§ **GIVEN EXERCISE**: Copy every line of the records below verbatim, without changing anything.

--*--

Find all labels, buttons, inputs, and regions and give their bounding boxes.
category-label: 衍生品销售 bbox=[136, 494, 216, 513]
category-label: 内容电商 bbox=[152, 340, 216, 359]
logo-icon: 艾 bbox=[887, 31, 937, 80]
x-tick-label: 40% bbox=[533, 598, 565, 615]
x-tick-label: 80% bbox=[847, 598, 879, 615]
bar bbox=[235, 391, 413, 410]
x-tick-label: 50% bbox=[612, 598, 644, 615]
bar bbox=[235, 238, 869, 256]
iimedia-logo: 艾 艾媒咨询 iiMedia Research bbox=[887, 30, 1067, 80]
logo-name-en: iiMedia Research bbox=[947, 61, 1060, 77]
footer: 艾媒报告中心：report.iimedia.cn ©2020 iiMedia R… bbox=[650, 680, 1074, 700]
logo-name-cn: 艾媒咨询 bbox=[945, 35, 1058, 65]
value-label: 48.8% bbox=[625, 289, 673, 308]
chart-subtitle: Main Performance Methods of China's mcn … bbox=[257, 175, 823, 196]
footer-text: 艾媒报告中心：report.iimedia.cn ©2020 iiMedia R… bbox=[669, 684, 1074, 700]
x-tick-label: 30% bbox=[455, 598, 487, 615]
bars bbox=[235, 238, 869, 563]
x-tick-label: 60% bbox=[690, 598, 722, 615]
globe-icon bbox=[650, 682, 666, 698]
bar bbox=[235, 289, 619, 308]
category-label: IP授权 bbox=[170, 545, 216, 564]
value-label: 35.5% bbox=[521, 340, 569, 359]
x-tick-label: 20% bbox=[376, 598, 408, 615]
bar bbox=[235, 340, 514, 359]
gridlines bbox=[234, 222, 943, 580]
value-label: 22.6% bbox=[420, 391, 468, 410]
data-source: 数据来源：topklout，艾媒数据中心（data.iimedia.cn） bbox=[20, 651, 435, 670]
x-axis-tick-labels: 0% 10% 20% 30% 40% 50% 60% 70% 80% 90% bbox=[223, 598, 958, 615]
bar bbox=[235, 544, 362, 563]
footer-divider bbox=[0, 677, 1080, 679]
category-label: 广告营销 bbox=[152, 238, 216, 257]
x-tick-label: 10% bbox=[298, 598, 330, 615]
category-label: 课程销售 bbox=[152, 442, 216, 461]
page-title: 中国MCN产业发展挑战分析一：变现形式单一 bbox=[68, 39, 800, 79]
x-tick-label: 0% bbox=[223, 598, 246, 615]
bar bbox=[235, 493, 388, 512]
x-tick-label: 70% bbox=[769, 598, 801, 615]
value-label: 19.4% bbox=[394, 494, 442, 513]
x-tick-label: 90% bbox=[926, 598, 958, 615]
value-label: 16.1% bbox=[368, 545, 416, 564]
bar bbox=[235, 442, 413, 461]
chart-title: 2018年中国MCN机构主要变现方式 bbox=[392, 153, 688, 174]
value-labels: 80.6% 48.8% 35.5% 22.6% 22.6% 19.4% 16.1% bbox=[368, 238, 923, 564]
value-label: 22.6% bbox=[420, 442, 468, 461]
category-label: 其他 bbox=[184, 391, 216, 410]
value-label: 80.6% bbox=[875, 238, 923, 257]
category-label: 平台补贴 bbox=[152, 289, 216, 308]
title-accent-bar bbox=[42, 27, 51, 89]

--*--

§ **EXERCISE SOLUTION**:
Find all labels, buttons, inputs, and regions and give their bounding boxes.
category-label: 衍生品销售 bbox=[136, 494, 216, 513]
category-label: 内容电商 bbox=[152, 340, 216, 359]
logo-icon: 艾 bbox=[887, 31, 937, 80]
x-tick-label: 40% bbox=[533, 598, 565, 615]
x-tick-label: 80% bbox=[847, 598, 879, 615]
bar bbox=[235, 391, 413, 410]
x-tick-label: 50% bbox=[612, 598, 644, 615]
bar bbox=[235, 238, 869, 256]
iimedia-logo: 艾 艾媒咨询 iiMedia Research bbox=[887, 30, 1067, 80]
logo-name-en: iiMedia Research bbox=[947, 61, 1060, 77]
footer: 艾媒报告中心：report.iimedia.cn ©2020 iiMedia R… bbox=[650, 680, 1074, 700]
logo-name-cn: 艾媒咨询 bbox=[945, 35, 1058, 65]
value-label: 48.8% bbox=[625, 289, 673, 308]
chart-subtitle: Main Performance Methods of China's mcn … bbox=[257, 175, 823, 196]
footer-text: 艾媒报告中心：report.iimedia.cn ©2020 iiMedia R… bbox=[669, 684, 1074, 700]
x-tick-label: 30% bbox=[455, 598, 487, 615]
bars bbox=[235, 238, 869, 563]
x-tick-label: 60% bbox=[690, 598, 722, 615]
globe-icon bbox=[650, 682, 666, 698]
bar bbox=[235, 289, 619, 308]
category-label: IP授权 bbox=[170, 545, 216, 564]
value-label: 35.5% bbox=[521, 340, 569, 359]
x-tick-label: 20% bbox=[376, 598, 408, 615]
bar bbox=[235, 340, 514, 359]
gridlines bbox=[234, 222, 943, 580]
value-label: 22.6% bbox=[420, 391, 468, 410]
data-source: 数据来源：topklout，艾媒数据中心（data.iimedia.cn） bbox=[20, 651, 435, 670]
x-axis-tick-labels: 0% 10% 20% 30% 40% 50% 60% 70% 80% 90% bbox=[223, 598, 958, 615]
bar bbox=[235, 544, 362, 563]
footer-divider bbox=[0, 677, 1080, 679]
category-label: 广告营销 bbox=[152, 238, 216, 257]
x-tick-label: 10% bbox=[298, 598, 330, 615]
category-label: 课程销售 bbox=[152, 442, 216, 461]
page-title: 中国MCN产业发展挑战分析一：变现形式单一 bbox=[68, 39, 800, 79]
x-tick-label: 0% bbox=[223, 598, 246, 615]
bar bbox=[235, 493, 388, 512]
x-tick-label: 70% bbox=[769, 598, 801, 615]
value-label: 19.4% bbox=[394, 494, 442, 513]
x-tick-label: 90% bbox=[926, 598, 958, 615]
value-label: 16.1% bbox=[368, 545, 416, 564]
bar bbox=[235, 442, 413, 461]
chart-title: 2018年中国MCN机构主要变现方式 bbox=[392, 153, 688, 174]
value-labels: 80.6% 48.8% 35.5% 22.6% 22.6% 19.4% 16.1% bbox=[368, 238, 923, 564]
value-label: 22.6% bbox=[420, 442, 468, 461]
category-label: 其他 bbox=[184, 391, 216, 410]
value-label: 80.6% bbox=[875, 238, 923, 257]
category-label: 平台补贴 bbox=[152, 289, 216, 308]
title-accent-bar bbox=[42, 27, 51, 89]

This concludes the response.